Given exercise:
Each line containing the word "JSON" must be collected.

..........

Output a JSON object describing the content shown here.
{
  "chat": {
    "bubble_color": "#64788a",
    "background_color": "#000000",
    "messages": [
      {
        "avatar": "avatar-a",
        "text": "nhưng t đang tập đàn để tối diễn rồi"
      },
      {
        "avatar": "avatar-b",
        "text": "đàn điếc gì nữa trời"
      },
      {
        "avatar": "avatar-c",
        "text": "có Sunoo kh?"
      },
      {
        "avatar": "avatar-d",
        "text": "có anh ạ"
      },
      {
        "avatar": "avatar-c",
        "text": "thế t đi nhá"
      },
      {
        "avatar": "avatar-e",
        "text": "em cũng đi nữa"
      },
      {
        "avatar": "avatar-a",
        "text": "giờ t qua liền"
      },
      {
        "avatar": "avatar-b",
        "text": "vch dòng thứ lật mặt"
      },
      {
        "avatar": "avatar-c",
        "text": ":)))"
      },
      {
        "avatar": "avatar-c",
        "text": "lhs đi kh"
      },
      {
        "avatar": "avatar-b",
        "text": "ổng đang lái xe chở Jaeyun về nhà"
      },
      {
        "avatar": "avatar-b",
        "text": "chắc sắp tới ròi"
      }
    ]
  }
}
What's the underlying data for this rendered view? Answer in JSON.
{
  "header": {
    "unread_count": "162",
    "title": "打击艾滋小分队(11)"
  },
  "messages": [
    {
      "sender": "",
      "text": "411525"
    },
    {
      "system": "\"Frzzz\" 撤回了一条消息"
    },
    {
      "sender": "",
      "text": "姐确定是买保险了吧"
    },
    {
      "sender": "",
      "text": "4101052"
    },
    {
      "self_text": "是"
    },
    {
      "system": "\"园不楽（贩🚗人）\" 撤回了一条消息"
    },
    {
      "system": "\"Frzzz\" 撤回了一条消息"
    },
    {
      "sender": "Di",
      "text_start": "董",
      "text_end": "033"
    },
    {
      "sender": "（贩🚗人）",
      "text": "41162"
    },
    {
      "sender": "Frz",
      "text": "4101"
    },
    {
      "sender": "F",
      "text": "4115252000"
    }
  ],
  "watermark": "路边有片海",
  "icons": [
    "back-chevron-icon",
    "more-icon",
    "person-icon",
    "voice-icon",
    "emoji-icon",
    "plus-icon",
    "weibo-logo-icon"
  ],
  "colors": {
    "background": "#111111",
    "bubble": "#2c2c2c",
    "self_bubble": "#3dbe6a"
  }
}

..........

Result of this task:
Output a JSON object describing the content shown here.
What's the underlying data for this rendered view? Answer in JSON.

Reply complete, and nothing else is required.